● **YOUR INSTRUCTIONS**
Among the lines of the records, please find those that contain the word "values" and copy them.

§ §

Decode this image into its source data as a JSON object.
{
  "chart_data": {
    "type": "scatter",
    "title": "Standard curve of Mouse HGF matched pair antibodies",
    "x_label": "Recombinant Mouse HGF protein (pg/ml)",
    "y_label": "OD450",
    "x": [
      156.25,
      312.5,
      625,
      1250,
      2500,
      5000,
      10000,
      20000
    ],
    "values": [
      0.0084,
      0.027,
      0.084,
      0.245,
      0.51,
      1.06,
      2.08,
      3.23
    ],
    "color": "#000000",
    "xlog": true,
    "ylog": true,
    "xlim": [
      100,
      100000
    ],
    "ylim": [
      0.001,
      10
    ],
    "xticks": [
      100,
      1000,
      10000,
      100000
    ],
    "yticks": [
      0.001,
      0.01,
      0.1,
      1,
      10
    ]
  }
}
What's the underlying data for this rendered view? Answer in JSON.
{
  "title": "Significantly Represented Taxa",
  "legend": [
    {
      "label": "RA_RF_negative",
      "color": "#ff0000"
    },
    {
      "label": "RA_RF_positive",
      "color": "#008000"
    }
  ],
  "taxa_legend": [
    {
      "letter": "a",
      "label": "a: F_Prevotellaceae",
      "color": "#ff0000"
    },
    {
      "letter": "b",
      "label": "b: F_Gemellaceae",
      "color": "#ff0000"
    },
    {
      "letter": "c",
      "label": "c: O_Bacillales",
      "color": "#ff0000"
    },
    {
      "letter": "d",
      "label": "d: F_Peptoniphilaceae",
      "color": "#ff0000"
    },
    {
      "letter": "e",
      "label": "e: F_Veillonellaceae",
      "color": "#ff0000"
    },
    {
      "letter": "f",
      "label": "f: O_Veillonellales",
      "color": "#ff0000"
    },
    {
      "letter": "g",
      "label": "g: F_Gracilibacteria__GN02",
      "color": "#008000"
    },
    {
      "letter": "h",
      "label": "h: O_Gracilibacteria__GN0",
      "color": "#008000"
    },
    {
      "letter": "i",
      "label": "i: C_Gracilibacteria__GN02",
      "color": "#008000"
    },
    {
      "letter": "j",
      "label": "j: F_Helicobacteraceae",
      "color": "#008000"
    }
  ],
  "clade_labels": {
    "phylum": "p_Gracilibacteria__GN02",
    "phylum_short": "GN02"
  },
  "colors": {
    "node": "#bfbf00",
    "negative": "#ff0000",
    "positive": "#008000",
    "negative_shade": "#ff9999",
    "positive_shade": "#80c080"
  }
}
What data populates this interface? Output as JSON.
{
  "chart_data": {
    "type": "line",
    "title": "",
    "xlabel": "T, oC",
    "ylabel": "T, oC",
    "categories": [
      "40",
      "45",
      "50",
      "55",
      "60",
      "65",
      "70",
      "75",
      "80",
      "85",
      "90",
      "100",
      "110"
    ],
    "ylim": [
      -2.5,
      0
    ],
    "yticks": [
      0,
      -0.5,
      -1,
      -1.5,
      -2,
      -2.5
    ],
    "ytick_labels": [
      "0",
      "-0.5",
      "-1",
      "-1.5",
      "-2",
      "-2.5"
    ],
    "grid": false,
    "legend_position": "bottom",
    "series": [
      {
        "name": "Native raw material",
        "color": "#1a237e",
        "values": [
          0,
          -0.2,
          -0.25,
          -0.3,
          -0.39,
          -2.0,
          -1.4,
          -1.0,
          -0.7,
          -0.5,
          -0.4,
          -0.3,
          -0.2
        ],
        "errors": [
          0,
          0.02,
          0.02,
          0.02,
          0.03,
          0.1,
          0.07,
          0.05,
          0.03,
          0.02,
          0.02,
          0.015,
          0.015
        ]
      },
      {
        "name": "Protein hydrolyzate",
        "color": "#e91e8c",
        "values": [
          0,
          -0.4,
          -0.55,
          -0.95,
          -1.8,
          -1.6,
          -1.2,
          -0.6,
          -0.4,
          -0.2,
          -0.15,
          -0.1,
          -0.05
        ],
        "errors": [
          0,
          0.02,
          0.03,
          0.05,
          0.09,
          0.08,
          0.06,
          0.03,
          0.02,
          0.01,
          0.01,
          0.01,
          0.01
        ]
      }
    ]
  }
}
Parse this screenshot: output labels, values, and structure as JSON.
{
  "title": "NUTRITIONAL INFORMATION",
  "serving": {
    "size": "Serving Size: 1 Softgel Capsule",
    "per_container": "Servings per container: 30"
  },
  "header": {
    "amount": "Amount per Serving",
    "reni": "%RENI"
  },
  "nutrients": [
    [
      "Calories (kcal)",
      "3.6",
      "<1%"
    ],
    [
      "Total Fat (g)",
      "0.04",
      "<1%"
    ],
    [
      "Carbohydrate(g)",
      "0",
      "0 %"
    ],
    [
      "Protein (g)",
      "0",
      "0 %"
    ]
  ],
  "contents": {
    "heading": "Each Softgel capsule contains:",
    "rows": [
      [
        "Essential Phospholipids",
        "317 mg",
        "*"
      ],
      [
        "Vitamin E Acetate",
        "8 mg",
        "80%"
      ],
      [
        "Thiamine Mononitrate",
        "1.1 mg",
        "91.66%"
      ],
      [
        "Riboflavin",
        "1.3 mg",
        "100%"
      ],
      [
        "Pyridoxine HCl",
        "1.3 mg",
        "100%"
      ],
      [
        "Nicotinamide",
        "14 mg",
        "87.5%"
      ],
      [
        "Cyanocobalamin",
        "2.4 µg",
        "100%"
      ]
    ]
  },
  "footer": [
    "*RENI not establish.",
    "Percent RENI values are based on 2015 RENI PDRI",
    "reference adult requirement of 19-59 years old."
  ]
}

§ §

● **ANSWER SPACE**
    "values": [
        "values": [
        "values": [
Parse this screenshot: output labels, values, and structure as JSON.
    "Percent RENI values are based on 2015 RENI PDRI",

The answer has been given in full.